◆ Given problem ◆
Using the entries below, quote exactly the span of lines that begins with the line containing "OCR this image." and ends with the final line.

◆ Data provided ◆

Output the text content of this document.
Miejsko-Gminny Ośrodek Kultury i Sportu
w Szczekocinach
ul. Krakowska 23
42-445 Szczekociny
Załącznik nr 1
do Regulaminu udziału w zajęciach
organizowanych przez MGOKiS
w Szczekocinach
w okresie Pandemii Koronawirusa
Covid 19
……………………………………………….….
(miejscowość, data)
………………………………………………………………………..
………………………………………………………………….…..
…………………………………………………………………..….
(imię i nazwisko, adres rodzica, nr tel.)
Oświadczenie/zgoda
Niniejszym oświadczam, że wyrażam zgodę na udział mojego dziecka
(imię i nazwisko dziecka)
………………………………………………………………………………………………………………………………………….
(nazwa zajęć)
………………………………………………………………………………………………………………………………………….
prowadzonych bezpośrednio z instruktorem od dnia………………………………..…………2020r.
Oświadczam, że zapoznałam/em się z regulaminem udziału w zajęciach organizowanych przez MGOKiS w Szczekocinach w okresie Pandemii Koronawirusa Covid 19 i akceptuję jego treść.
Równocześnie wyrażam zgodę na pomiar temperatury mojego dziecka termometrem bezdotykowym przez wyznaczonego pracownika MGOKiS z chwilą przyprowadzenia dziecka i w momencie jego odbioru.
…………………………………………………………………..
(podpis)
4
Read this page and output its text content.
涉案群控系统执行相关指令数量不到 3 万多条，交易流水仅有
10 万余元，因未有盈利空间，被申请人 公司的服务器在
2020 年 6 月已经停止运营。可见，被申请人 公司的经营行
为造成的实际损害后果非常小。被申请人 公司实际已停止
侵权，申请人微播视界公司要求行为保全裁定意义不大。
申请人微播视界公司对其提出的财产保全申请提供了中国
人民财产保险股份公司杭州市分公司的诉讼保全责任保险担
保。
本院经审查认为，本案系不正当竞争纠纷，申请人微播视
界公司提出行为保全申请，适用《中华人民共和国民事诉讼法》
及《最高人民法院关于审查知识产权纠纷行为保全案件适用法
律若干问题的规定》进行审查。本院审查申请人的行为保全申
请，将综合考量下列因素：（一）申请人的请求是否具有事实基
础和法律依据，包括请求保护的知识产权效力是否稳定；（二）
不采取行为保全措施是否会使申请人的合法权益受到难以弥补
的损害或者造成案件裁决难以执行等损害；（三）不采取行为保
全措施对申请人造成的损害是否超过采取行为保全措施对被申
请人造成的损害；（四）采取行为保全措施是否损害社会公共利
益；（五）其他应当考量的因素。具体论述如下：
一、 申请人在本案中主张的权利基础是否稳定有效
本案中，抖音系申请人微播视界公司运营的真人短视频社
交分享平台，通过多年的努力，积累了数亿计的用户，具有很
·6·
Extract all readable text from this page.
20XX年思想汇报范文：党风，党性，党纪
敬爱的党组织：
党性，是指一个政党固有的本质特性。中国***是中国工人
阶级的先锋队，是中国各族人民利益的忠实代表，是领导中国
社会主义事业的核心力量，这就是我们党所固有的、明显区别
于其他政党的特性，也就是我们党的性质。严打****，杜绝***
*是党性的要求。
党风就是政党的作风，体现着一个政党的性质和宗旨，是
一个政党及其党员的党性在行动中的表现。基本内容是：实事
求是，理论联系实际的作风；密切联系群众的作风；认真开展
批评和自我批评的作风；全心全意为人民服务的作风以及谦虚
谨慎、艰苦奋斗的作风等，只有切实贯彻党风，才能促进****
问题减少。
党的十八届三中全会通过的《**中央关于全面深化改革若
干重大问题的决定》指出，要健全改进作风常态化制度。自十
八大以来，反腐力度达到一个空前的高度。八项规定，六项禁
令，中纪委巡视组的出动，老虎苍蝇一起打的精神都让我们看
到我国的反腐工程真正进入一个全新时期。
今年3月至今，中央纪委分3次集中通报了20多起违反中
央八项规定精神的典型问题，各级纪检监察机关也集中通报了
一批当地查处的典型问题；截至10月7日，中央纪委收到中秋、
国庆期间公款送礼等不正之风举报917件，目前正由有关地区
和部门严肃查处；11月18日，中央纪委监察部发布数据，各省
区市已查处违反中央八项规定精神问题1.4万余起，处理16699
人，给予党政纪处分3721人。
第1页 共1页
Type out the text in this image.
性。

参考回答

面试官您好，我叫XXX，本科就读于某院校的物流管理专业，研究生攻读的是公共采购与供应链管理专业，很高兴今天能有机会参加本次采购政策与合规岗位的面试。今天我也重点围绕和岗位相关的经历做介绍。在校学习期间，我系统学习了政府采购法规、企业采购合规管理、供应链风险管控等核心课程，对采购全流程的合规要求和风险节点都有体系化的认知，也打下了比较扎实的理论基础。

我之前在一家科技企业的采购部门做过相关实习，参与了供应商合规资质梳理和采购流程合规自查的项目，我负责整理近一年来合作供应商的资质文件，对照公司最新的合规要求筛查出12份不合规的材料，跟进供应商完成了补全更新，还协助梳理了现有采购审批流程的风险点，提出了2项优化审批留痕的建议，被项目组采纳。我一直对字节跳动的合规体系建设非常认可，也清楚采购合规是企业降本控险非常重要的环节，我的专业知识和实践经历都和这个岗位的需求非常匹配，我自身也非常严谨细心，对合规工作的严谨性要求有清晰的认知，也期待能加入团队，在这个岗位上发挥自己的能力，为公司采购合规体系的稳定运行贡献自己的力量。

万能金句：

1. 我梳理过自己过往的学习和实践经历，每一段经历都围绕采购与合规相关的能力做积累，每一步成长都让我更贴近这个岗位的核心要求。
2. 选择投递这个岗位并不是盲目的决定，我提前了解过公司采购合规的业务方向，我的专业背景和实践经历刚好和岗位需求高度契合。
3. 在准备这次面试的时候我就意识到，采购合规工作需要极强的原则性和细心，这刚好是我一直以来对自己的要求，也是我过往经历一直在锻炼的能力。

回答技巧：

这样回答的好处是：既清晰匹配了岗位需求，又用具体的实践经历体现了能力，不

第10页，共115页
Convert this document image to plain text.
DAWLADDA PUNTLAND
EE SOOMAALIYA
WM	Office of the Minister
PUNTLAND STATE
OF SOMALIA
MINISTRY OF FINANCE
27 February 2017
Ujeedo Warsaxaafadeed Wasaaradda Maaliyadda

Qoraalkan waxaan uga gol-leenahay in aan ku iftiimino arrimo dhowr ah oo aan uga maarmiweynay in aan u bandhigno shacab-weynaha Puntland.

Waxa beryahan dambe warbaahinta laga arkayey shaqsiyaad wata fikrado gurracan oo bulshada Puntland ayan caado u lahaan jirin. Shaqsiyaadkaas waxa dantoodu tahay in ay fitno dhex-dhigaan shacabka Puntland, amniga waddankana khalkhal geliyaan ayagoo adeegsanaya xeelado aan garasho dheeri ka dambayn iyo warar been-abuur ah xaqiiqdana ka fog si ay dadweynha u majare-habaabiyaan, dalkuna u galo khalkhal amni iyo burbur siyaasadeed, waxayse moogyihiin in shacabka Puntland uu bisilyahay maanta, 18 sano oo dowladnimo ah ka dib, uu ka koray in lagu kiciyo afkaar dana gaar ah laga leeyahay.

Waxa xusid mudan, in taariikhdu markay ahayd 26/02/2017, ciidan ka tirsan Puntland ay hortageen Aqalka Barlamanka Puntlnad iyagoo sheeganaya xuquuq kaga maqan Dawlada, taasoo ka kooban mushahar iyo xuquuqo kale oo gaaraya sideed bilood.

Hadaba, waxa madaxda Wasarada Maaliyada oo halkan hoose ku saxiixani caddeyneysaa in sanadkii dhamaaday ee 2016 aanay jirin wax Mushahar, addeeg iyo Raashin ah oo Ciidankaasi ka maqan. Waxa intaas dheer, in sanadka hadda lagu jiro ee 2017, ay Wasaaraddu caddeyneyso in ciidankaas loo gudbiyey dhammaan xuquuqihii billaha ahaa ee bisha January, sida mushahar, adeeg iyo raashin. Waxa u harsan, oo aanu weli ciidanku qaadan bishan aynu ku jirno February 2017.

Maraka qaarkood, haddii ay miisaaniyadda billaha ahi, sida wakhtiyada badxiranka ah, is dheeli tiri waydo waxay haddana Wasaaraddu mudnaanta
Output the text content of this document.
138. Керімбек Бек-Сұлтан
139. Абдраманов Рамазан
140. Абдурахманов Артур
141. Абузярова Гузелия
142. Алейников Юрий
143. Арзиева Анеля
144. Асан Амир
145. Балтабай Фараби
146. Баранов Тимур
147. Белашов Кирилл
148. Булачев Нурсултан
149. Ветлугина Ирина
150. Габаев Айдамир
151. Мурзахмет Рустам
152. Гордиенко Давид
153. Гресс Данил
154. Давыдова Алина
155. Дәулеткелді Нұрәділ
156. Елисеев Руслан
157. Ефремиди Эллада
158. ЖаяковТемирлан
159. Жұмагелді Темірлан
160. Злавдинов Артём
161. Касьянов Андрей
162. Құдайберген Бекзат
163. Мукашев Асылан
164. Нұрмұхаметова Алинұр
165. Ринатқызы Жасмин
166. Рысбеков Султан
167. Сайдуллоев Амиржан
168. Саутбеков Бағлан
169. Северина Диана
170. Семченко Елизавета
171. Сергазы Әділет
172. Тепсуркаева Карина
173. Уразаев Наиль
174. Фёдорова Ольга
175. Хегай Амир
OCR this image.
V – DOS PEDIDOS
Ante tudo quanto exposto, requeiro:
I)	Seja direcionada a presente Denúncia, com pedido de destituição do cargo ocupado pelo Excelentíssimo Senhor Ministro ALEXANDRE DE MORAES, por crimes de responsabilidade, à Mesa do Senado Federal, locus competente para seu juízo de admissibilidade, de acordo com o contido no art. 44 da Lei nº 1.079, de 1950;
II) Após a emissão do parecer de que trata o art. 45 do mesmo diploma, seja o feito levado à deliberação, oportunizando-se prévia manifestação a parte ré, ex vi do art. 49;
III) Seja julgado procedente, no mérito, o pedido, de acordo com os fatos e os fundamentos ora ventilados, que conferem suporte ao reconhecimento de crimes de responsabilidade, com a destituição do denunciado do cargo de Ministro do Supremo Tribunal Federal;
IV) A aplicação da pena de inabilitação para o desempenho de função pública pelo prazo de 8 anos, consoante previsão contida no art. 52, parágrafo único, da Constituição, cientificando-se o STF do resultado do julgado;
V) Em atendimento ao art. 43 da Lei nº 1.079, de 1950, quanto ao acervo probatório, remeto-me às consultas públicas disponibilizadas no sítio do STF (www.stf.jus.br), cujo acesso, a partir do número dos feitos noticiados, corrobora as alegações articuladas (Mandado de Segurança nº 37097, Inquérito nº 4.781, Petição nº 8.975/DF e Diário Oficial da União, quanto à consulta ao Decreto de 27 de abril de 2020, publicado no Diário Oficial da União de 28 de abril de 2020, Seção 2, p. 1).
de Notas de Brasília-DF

◆ Solution to this problem ◆
OCR this image.
V – DOS PEDIDOS
Ante tudo quanto exposto, requeiro:
I)	Seja direcionada a presente Denúncia, com pedido de destituição do cargo ocupado pelo Excelentíssimo Senhor Ministro ALEXANDRE DE MORAES, por crimes de responsabilidade, à Mesa do Senado Federal, locus competente para seu juízo de admissibilidade, de acordo com o contido no art. 44 da Lei nº 1.079, de 1950;
II) Após a emissão do parecer de que trata o art. 45 do mesmo diploma, seja o feito levado à deliberação, oportunizando-se prévia manifestação a parte ré, ex vi do art. 49;
III) Seja julgado procedente, no mérito, o pedido, de acordo com os fatos e os fundamentos ora ventilados, que conferem suporte ao reconhecimento de crimes de responsabilidade, com a destituição do denunciado do cargo de Ministro do Supremo Tribunal Federal;
IV) A aplicação da pena de inabilitação para o desempenho de função pública pelo prazo de 8 anos, consoante previsão contida no art. 52, parágrafo único, da Constituição, cientificando-se o STF do resultado do julgado;
V) Em atendimento ao art. 43 da Lei nº 1.079, de 1950, quanto ao acervo probatório, remeto-me às consultas públicas disponibilizadas no sítio do STF (www.stf.jus.br), cujo acesso, a partir do número dos feitos noticiados, corrobora as alegações articuladas (Mandado de Segurança nº 37097, Inquérito nº 4.781, Petição nº 8.975/DF e Diário Oficial da União, quanto à consulta ao Decreto de 27 de abril de 2020, publicado no Diário Oficial da União de 28 de abril de 2020, Seção 2, p. 1).
de Notas de Brasília-DF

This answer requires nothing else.